(Stored records)

==========

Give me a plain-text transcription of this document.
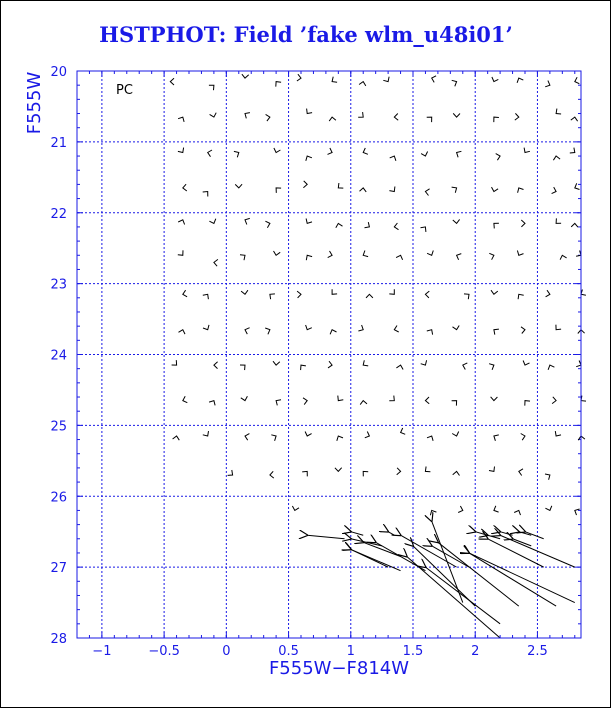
HSTPHOT: Field ’fake wlm_u48i01’
−1	−0.5	0	0.5	1	1.5	2	2.5
20
21
22
23
24
25
26
27
28
PC
F555W−F814W
F555W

==========

What the exercise asks: Leave the pictures out and reproduce all of the records exactly.

The completed task:
Give me a plain-text transcription of this document.
HSTPHOT: Field ’fake wlm_u48i01’
−1	−0.5	0	0.5	1	1.5	2	2.5
20
21
22
23
24
25
26
27
28
PC
F555W−F814W
F555W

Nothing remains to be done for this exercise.